Reproduce, character for character, the lines of the material from the one containing "300, 381, 310]" through the one containing "44, 954, 181]".
* BEGIN Record excerpts *
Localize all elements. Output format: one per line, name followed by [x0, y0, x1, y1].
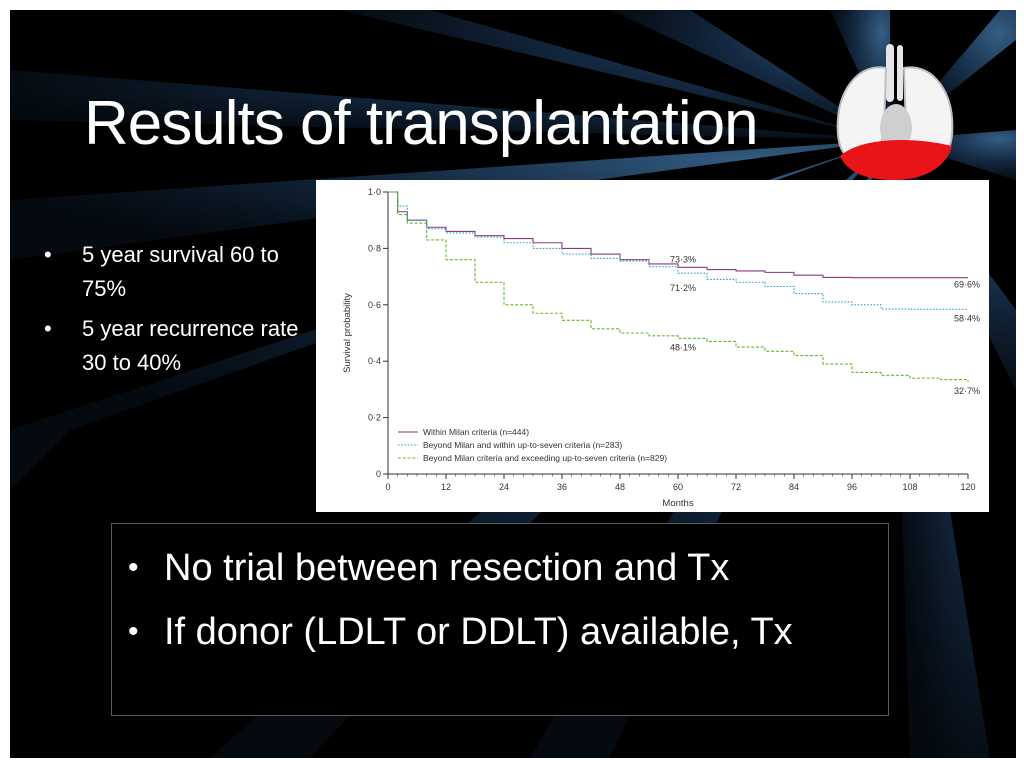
y-tick-label: 0·6	[368, 300, 381, 310]
survival-chart-svg: 0 0·2 0·4 0·6 0·8 1·0 0 12 24 36 48 60 72 84 96 108 120 M…	[342, 187, 980, 509]
main-bullet-no-trial: No trial between resection and Tx	[122, 536, 888, 600]
legend-label: Beyond Milan criteria and exceeding up-t…	[423, 453, 667, 463]
x-tick-label: 96	[847, 482, 857, 492]
y-tick-label: 0	[376, 469, 381, 479]
slide: Results of transplantation 5 year surviv…	[10, 10, 1016, 758]
x-tick-label: 120	[960, 482, 975, 492]
x-tick-label: 36	[557, 482, 567, 492]
y-tick-label: 0·2	[368, 413, 381, 423]
x-tick-label: 60	[673, 482, 683, 492]
data-label: 69·6%	[954, 280, 980, 290]
x-axis-label: Months	[662, 498, 693, 509]
series-line-2	[388, 191, 969, 382]
text-box: No trial between resection and Tx If don…	[111, 523, 889, 716]
liver-lungs-icon	[836, 44, 954, 181]
legend-label: Beyond Milan and within up-to-seven crit…	[423, 440, 622, 450]
x-tick-label: 12	[441, 482, 451, 492]
x-tick-label: 48	[615, 482, 625, 492]
left-bullet-list: 5 year survival 60 to 75% 5 year recurre…	[44, 238, 324, 386]
main-bullet-list: No trial between resection and Tx If don…	[112, 524, 888, 664]
y-tick-label: 1·0	[368, 187, 381, 197]
x-tick-label: 72	[731, 482, 741, 492]
data-label: 71·2%	[670, 283, 696, 293]
x-tick-label: 24	[499, 482, 509, 492]
data-label: 73·3%	[670, 254, 696, 264]
survival-chart: 0 0·2 0·4 0·6 0·8 1·0 0 12 24 36 48 60 72 84 96 108 120 M…	[316, 180, 989, 512]
data-label: 48·1%	[670, 342, 696, 352]
legend-label: Within Milan criteria (n=444)	[423, 427, 529, 437]
x-tick-label: 108	[902, 482, 917, 492]
main-bullet-donor: If donor (LDLT or DDLT) available, Tx	[122, 600, 888, 664]
slide-title: Results of transplantation	[84, 89, 759, 158]
x-tick-label: 0	[385, 482, 390, 492]
y-tick-label: 0·4	[368, 356, 381, 366]
left-bullet-recurrence: 5 year recurrence rate 30 to 40%	[44, 312, 324, 380]
y-tick-label: 0·8	[368, 243, 381, 253]
left-bullet-survival: 5 year survival 60 to 75%	[44, 238, 324, 306]
x-tick-label: 84	[789, 482, 799, 492]
data-label: 32·7%	[954, 386, 980, 396]
series-line-0	[388, 191, 968, 279]
data-label: 58·4%	[954, 313, 980, 323]
y-axis-label: Survival probability	[342, 293, 353, 373]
* END Record excerpts *
- _Solution to this problem_
y-tick-label: 0·6	[368, 300, 381, 310]
survival-chart-svg: 0 0·2 0·4 0·6 0·8 1·0 0 12 24 36 48 60 72 84 96 108 120 M…	[342, 187, 980, 509]
main-bullet-no-trial: No trial between resection and Tx	[122, 536, 888, 600]
legend-label: Beyond Milan criteria and exceeding up-t…	[423, 453, 667, 463]
x-tick-label: 96	[847, 482, 857, 492]
y-tick-label: 0	[376, 469, 381, 479]
slide: Results of transplantation 5 year surviv…	[10, 10, 1016, 758]
x-tick-label: 120	[960, 482, 975, 492]
x-tick-label: 36	[557, 482, 567, 492]
y-tick-label: 0·2	[368, 413, 381, 423]
x-tick-label: 60	[673, 482, 683, 492]
data-label: 69·6%	[954, 280, 980, 290]
x-axis-label: Months	[662, 498, 693, 509]
series-line-2	[388, 191, 969, 382]
text-box: No trial between resection and Tx If don…	[111, 523, 889, 716]
liver-lungs-icon	[836, 44, 954, 181]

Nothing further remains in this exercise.